THE EXERCISE:
Would you pull out every line of the material that contains the string "частей"?

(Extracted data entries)
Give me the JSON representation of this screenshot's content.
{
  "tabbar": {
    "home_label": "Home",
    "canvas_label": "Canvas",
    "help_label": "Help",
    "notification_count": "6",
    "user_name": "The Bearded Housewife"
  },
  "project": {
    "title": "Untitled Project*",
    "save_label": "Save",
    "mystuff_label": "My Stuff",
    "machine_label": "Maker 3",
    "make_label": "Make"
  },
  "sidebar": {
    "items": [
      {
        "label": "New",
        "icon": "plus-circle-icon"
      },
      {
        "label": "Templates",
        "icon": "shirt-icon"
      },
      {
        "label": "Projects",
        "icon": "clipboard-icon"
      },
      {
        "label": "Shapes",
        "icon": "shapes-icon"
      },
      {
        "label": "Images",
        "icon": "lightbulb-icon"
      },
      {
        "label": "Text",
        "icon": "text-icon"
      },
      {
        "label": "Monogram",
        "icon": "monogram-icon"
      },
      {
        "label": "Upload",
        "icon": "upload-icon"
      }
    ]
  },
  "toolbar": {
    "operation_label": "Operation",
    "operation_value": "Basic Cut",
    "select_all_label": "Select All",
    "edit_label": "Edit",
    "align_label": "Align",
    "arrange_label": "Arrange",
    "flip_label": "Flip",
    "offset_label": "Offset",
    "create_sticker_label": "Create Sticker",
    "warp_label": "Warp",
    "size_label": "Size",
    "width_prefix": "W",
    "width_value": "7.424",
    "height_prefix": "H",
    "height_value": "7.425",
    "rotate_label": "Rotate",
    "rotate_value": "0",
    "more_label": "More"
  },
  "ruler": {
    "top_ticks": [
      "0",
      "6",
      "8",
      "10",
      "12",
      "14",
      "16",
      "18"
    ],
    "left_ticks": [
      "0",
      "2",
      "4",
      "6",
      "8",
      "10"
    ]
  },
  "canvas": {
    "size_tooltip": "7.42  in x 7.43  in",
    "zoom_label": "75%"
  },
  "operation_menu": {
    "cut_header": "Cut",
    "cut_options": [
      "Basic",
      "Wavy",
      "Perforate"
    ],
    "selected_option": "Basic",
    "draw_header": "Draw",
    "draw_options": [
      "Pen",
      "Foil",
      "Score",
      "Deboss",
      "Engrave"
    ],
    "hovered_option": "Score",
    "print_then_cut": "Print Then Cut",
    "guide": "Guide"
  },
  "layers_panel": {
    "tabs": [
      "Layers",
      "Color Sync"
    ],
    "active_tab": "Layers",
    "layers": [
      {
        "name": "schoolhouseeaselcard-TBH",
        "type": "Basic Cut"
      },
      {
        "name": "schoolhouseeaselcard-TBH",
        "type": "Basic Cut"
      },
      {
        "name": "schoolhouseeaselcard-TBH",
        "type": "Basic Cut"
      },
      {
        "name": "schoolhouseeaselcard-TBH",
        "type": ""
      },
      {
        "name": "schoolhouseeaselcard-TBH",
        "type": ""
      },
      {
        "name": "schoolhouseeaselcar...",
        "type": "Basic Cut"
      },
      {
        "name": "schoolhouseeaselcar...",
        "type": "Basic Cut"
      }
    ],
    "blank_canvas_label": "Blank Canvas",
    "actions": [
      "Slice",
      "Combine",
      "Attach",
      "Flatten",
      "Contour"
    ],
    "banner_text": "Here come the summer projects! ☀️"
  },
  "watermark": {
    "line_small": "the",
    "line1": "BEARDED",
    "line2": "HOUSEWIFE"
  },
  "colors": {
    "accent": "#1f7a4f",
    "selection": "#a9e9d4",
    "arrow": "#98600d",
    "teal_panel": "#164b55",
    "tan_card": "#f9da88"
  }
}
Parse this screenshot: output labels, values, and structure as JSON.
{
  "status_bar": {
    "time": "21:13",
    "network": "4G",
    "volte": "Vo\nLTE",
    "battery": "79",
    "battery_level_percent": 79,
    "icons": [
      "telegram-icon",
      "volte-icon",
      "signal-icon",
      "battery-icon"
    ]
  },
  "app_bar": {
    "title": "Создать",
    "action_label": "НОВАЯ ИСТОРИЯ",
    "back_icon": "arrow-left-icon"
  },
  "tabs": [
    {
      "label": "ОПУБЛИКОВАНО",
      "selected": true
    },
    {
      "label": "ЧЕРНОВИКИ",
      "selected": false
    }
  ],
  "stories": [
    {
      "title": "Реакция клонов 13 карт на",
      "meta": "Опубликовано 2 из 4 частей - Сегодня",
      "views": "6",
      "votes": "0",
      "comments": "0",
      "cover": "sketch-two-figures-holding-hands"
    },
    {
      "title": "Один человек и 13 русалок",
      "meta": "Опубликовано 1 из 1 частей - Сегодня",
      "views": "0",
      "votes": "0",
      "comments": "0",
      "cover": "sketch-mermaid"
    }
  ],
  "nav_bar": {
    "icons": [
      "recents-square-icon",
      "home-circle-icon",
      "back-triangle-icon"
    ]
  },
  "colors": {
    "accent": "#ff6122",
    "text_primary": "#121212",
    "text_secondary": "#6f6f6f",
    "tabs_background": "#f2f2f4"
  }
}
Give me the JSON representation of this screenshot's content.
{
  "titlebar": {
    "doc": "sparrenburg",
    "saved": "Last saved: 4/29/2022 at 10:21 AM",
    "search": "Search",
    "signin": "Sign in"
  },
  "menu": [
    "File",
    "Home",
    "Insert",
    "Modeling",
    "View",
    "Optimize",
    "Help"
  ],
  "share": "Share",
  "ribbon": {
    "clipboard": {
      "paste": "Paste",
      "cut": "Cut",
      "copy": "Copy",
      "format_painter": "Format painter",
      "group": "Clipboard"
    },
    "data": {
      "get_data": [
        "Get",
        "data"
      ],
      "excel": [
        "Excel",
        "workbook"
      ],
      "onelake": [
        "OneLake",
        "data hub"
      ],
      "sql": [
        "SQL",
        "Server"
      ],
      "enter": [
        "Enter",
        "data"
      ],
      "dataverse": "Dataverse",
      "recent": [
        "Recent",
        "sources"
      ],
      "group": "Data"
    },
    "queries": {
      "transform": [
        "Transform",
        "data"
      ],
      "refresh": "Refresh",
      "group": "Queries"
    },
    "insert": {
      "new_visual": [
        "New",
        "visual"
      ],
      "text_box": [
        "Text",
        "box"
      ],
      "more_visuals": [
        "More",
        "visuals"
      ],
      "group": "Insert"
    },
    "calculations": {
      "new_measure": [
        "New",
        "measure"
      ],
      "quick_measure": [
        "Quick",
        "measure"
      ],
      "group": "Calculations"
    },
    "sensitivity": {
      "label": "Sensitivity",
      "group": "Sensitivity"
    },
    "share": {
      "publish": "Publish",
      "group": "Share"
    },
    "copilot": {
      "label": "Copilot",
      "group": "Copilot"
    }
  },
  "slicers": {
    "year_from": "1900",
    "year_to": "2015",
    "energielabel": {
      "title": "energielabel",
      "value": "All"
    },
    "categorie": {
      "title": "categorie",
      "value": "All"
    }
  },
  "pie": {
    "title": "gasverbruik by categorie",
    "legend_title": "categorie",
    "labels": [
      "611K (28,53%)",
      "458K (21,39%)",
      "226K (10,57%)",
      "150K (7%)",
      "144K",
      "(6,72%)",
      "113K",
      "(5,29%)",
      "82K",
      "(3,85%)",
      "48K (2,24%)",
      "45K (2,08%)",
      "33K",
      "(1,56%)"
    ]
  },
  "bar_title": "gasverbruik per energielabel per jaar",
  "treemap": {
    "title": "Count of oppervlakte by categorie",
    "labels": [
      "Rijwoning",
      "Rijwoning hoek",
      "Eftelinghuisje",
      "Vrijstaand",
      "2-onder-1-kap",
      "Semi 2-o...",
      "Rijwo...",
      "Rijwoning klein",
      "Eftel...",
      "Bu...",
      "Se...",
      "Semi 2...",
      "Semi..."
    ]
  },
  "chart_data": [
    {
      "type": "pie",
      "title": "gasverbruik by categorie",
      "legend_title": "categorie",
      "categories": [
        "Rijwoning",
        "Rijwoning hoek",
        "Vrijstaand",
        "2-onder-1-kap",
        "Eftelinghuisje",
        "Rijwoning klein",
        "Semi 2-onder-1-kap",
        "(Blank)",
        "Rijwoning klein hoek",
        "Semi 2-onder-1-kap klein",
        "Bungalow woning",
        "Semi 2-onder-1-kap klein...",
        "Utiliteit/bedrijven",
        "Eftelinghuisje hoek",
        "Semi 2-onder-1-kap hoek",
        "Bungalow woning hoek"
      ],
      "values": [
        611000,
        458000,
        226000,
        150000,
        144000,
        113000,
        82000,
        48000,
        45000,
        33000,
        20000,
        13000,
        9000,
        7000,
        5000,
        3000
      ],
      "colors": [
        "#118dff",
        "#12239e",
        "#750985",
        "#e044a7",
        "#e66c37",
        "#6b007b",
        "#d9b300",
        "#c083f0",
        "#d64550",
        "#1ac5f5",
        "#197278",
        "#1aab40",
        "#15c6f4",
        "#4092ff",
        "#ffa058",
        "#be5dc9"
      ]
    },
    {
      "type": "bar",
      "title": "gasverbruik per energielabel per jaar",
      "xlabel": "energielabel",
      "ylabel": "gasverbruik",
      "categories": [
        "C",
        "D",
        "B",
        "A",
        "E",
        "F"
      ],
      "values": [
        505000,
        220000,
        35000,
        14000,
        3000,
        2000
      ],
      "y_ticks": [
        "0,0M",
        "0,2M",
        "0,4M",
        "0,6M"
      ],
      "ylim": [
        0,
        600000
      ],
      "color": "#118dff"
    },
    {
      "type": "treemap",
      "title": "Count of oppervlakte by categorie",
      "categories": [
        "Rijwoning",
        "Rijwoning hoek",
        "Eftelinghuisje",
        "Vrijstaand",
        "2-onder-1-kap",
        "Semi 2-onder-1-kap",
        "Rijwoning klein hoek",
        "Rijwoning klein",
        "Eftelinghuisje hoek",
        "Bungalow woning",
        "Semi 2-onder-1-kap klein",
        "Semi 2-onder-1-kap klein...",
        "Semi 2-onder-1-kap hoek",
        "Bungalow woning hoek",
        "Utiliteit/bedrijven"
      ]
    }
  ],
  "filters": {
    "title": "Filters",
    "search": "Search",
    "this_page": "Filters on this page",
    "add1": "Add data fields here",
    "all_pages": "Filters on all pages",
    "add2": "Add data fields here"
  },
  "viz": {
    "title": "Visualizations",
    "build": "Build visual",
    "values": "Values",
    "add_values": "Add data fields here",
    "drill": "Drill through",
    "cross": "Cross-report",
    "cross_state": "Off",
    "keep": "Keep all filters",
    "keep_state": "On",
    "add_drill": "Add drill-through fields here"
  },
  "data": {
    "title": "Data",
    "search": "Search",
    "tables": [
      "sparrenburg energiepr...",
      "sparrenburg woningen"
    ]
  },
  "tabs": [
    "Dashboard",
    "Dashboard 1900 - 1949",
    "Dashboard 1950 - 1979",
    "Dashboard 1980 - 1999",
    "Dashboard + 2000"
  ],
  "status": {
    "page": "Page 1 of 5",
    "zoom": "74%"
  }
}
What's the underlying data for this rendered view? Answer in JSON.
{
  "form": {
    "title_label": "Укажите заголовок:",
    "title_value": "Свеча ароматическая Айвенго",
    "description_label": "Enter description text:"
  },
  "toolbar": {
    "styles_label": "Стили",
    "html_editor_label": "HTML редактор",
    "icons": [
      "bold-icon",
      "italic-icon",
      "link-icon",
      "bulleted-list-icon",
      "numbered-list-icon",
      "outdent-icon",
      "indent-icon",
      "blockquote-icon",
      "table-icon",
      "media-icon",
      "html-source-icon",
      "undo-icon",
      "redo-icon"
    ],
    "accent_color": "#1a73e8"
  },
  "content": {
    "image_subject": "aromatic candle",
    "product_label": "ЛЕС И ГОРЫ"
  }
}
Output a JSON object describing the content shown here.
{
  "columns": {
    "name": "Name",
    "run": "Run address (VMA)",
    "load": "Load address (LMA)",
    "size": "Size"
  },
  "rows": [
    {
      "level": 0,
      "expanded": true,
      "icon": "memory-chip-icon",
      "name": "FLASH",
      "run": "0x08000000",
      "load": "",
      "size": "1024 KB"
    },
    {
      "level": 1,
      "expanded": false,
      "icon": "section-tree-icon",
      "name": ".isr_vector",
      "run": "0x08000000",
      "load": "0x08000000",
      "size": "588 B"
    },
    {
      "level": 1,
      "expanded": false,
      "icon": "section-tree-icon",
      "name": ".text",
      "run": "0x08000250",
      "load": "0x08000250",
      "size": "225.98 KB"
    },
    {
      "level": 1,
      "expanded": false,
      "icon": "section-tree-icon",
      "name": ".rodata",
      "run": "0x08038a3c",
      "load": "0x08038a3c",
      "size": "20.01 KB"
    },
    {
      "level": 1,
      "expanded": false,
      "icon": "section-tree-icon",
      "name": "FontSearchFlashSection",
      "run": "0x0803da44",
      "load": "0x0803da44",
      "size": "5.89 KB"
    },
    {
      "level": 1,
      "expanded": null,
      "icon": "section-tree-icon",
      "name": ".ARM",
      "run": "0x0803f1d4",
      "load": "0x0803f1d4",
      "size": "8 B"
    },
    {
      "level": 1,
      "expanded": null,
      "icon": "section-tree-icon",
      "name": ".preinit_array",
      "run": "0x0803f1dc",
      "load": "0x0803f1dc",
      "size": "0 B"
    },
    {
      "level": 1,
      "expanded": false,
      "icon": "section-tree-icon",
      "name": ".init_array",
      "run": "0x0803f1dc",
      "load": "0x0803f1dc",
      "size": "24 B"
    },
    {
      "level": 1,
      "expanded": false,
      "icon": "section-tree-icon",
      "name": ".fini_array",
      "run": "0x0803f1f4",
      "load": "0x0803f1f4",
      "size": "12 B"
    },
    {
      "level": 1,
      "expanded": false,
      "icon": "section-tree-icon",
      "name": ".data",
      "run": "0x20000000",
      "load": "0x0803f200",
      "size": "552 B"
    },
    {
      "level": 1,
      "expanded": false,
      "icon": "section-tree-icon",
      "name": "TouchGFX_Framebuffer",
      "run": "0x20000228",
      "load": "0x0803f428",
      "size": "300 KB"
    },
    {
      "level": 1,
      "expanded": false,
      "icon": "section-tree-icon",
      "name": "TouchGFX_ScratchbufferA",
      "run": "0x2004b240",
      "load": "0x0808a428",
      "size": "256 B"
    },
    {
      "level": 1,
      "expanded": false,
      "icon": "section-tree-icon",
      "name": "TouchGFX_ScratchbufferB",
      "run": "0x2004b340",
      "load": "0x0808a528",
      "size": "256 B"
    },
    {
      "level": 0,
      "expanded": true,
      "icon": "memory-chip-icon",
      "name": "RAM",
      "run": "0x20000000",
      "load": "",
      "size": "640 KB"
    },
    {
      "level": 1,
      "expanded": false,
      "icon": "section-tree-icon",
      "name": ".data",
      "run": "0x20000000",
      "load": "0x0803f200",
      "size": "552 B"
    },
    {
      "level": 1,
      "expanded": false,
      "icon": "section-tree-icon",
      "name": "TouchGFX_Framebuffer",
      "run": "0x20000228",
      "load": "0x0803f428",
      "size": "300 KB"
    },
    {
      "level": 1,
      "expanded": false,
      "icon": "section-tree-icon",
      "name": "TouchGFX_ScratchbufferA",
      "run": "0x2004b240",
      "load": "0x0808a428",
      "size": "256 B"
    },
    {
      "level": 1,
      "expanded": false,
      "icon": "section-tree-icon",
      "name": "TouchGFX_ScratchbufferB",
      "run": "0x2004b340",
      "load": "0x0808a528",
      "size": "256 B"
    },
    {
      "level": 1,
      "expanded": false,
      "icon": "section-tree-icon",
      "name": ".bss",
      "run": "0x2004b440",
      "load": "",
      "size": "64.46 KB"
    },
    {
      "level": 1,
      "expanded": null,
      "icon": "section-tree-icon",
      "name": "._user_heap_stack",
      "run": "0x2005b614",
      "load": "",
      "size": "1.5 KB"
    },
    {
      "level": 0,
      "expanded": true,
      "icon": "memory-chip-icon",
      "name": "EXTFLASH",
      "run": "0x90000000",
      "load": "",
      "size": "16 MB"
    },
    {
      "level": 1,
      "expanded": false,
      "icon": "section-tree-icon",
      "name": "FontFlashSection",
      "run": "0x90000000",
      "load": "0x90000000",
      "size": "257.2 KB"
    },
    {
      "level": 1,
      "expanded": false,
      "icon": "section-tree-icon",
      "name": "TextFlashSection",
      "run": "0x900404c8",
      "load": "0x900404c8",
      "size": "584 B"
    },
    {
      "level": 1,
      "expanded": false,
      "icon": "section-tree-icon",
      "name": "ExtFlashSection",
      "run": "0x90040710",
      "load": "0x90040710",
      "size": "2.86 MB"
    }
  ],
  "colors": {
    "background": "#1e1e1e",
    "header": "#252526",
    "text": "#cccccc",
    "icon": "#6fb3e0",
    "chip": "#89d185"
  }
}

EXERCISE SOLUTION:
      "meta": "Опубликовано 2 из 4 частей - Сегодня",
      "meta": "Опубликовано 1 из 1 частей - Сегодня",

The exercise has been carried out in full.